WHAT IS EXPECTED :: Each line that holds the word "name" is to be identified and copied.

MATERIAL FOR THE TASK ::
START

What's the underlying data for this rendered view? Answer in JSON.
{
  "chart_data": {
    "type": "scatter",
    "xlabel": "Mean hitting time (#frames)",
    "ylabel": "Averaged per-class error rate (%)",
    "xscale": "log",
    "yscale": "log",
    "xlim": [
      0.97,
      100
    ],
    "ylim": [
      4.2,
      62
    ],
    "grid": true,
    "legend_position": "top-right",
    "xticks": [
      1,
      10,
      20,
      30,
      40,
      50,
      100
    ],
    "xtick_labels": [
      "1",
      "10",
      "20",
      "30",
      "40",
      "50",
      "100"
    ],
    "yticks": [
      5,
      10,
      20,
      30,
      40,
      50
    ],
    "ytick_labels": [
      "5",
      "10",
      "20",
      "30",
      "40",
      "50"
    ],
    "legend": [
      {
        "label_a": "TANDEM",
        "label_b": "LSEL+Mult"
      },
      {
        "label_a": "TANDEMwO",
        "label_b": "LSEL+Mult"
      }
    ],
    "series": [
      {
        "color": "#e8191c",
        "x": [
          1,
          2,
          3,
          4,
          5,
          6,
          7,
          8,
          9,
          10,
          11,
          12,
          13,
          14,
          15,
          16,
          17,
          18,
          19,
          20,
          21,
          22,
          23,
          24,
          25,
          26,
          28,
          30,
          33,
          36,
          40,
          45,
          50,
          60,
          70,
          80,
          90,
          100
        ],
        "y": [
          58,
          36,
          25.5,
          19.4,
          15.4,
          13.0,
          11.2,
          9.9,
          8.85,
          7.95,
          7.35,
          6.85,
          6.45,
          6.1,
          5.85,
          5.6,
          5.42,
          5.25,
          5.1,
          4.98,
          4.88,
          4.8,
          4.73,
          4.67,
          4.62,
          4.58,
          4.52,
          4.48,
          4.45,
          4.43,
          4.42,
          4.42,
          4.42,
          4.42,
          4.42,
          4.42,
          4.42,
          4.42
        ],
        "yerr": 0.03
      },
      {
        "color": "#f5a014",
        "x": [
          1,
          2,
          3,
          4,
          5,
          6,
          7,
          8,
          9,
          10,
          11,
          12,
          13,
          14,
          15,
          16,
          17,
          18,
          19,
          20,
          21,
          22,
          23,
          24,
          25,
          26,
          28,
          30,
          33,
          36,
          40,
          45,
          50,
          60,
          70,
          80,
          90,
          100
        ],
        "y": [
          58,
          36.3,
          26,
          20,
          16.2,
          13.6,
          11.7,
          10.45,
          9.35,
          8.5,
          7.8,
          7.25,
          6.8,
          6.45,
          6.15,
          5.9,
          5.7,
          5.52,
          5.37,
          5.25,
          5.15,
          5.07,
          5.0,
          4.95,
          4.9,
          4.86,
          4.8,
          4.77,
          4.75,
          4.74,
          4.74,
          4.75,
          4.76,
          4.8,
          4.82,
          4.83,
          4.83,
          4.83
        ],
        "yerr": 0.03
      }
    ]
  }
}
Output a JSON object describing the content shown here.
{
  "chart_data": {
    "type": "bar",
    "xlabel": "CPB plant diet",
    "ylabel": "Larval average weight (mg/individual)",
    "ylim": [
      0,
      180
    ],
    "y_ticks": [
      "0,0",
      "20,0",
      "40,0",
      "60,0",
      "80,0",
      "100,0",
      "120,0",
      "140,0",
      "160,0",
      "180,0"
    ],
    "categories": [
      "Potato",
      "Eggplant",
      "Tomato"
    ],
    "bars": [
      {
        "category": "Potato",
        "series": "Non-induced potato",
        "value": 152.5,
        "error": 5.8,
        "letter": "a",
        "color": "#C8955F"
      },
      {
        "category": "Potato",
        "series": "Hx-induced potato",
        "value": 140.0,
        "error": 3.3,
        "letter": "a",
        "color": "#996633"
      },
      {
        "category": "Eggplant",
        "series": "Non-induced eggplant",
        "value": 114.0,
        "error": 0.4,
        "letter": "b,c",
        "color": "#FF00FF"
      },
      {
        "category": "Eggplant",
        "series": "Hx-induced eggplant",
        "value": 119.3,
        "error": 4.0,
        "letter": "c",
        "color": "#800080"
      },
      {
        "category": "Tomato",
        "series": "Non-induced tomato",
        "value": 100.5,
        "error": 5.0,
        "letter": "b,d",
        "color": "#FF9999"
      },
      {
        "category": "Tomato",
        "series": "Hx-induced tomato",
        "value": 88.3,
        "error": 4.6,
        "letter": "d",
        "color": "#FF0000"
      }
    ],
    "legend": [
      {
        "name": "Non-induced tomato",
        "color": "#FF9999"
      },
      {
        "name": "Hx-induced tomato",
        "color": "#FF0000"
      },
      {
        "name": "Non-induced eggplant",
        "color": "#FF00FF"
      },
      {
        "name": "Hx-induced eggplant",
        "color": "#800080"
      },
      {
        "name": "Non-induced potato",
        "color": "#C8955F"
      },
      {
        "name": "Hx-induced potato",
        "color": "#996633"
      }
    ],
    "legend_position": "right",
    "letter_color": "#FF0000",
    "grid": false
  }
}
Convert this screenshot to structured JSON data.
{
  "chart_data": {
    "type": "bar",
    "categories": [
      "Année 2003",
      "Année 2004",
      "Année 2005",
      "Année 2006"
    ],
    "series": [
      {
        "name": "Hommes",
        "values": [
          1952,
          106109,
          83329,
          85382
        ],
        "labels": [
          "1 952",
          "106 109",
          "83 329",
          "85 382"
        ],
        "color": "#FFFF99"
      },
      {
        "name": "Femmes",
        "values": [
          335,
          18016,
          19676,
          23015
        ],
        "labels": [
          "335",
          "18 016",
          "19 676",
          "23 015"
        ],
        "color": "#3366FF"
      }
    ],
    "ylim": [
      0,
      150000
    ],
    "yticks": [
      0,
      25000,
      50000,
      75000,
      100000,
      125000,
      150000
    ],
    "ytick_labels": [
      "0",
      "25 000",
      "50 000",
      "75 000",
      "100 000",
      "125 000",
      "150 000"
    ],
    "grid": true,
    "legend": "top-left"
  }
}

END

THE OUTPUT ::
        "name": "Non-induced tomato",
        "name": "Hx-induced tomato",
        "name": "Non-induced eggplant",
        "name": "Hx-induced eggplant",
        "name": "Non-induced potato",
        "name": "Hx-induced potato",
        "name": "Hommes",
        "name": "Femmes",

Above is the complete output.